__Short problem__:
Collect every line of the records below that contains the word "name".
-------- Stored records
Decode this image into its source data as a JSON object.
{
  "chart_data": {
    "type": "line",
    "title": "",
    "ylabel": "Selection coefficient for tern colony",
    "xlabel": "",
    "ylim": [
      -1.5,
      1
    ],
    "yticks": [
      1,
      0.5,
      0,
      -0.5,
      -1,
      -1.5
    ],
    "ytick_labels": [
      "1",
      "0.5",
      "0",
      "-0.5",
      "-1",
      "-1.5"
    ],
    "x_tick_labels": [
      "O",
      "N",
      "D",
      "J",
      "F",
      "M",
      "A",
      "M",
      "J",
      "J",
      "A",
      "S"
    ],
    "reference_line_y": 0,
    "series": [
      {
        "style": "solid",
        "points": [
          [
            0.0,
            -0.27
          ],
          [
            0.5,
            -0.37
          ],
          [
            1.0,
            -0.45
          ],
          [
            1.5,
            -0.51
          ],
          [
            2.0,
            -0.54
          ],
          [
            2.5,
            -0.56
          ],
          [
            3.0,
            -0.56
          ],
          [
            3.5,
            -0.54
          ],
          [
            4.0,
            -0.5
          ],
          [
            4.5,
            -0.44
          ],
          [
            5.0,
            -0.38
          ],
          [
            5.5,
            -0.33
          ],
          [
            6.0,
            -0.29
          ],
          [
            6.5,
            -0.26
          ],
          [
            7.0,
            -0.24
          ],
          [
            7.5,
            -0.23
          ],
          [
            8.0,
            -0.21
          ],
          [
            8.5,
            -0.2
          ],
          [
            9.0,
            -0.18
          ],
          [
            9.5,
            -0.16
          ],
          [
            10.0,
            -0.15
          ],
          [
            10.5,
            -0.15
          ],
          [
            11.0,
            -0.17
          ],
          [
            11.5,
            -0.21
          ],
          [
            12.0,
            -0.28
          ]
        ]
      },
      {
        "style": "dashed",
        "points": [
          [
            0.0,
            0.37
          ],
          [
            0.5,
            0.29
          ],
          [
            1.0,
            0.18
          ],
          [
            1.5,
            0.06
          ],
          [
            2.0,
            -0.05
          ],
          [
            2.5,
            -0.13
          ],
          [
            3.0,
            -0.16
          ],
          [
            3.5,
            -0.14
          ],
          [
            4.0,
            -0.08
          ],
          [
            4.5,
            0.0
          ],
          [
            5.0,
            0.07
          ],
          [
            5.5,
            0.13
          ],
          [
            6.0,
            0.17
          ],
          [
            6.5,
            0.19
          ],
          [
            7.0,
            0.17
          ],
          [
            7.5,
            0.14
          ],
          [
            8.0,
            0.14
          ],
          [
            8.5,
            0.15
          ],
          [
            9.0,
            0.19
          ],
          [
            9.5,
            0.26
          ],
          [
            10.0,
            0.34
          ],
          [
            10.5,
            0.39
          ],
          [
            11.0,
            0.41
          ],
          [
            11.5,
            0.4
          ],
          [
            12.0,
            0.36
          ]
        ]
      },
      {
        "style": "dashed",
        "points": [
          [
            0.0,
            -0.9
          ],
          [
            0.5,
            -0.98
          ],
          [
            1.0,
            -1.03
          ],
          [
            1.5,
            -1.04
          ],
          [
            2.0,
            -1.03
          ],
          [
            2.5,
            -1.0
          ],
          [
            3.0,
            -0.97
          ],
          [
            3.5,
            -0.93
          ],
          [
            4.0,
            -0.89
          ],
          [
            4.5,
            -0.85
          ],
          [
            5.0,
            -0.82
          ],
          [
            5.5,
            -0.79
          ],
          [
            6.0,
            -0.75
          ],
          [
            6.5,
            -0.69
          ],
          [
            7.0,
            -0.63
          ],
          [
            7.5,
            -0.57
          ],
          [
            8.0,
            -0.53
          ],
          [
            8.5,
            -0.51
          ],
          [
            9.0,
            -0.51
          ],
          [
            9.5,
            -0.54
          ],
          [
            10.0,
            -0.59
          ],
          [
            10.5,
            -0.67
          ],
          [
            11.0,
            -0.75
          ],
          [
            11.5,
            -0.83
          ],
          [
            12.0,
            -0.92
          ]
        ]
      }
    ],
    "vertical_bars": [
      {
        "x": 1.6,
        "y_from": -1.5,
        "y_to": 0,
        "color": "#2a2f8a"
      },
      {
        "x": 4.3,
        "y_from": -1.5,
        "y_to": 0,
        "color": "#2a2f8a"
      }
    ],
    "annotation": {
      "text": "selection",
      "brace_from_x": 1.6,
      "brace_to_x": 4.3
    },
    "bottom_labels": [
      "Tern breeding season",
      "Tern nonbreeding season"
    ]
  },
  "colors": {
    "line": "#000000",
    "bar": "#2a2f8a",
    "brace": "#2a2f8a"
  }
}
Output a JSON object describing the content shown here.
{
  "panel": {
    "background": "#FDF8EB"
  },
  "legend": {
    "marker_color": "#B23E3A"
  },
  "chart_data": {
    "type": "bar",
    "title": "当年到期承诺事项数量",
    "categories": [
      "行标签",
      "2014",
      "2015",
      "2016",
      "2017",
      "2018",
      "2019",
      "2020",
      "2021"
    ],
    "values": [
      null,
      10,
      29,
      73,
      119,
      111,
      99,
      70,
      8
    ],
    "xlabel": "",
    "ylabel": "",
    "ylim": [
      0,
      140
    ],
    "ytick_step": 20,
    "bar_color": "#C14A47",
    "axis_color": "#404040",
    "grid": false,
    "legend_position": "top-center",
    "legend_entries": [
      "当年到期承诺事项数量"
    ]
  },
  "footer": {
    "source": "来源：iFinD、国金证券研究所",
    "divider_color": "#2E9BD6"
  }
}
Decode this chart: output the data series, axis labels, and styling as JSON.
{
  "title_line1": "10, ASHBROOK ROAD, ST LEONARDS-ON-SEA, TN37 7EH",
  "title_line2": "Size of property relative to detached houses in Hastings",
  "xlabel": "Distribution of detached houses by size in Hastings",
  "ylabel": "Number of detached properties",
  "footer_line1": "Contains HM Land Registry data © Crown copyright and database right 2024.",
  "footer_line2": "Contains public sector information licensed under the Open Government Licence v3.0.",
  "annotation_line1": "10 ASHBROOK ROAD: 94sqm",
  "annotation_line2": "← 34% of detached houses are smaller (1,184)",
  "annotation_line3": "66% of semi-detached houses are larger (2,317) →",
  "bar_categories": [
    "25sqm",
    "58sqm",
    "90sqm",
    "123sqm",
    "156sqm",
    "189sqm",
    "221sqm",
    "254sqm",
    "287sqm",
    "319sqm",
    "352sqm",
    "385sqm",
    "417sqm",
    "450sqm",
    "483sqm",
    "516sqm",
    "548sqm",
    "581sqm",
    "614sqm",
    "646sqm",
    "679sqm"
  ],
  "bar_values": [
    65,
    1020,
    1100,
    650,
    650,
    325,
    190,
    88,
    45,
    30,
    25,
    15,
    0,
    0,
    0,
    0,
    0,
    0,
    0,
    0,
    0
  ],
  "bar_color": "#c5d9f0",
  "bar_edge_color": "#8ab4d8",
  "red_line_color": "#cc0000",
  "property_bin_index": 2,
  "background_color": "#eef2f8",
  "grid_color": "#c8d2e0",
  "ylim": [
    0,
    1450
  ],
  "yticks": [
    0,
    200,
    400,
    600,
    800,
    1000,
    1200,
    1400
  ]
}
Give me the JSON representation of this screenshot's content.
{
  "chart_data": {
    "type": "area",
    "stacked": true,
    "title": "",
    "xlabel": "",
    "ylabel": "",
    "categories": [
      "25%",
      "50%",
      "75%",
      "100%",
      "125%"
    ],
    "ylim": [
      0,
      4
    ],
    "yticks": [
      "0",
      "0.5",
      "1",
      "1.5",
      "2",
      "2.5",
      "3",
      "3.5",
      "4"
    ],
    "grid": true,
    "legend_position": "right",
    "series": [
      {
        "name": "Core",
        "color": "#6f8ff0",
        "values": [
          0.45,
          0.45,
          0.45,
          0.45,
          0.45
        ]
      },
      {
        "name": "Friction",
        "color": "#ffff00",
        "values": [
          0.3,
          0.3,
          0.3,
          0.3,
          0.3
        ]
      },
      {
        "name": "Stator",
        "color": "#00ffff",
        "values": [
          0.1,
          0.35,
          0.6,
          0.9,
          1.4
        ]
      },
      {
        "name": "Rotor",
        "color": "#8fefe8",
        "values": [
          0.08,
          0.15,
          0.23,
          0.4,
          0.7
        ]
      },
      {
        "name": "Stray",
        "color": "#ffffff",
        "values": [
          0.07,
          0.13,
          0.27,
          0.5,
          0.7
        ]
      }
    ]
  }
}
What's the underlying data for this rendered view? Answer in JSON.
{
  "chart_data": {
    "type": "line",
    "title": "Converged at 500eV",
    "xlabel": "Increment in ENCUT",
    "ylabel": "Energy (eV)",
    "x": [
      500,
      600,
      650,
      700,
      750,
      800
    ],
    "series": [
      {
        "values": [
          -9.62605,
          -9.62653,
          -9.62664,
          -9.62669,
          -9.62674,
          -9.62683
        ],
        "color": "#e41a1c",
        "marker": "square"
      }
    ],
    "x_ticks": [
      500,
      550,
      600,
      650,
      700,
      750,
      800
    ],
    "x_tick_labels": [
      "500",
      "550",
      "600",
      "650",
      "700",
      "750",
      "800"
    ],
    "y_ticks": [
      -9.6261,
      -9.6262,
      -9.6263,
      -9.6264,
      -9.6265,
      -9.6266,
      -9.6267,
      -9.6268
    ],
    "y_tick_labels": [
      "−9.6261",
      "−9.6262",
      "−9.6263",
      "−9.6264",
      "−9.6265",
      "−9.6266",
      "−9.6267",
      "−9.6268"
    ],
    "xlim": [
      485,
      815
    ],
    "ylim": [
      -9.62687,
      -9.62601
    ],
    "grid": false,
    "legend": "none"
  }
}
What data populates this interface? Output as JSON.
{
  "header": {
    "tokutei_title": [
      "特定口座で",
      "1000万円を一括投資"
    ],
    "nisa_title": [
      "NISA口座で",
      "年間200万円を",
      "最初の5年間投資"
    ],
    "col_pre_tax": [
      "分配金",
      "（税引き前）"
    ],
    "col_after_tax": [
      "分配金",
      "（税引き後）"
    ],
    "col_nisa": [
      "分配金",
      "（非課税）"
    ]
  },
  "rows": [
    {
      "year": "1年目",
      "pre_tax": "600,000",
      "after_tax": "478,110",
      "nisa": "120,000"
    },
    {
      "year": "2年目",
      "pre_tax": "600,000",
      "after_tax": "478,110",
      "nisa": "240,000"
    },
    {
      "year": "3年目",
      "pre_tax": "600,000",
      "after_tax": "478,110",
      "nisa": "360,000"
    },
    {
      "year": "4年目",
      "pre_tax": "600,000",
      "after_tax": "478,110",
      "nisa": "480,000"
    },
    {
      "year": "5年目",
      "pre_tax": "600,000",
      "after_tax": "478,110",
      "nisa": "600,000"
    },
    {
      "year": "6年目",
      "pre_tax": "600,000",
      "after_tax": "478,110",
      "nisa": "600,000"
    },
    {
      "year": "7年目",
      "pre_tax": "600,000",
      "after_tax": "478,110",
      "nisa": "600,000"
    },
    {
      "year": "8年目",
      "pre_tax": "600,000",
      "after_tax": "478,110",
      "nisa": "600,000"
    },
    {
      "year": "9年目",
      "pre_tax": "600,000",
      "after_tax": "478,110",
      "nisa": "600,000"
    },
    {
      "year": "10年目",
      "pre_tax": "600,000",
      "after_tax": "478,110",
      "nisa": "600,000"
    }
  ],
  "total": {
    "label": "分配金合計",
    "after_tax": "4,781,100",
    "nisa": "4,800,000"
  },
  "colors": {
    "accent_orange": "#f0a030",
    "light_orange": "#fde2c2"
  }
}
----------------
__Response to this exercise__:
        "name": "Core",
        "name": "Friction",
        "name": "Stator",
        "name": "Rotor",
        "name": "Stray",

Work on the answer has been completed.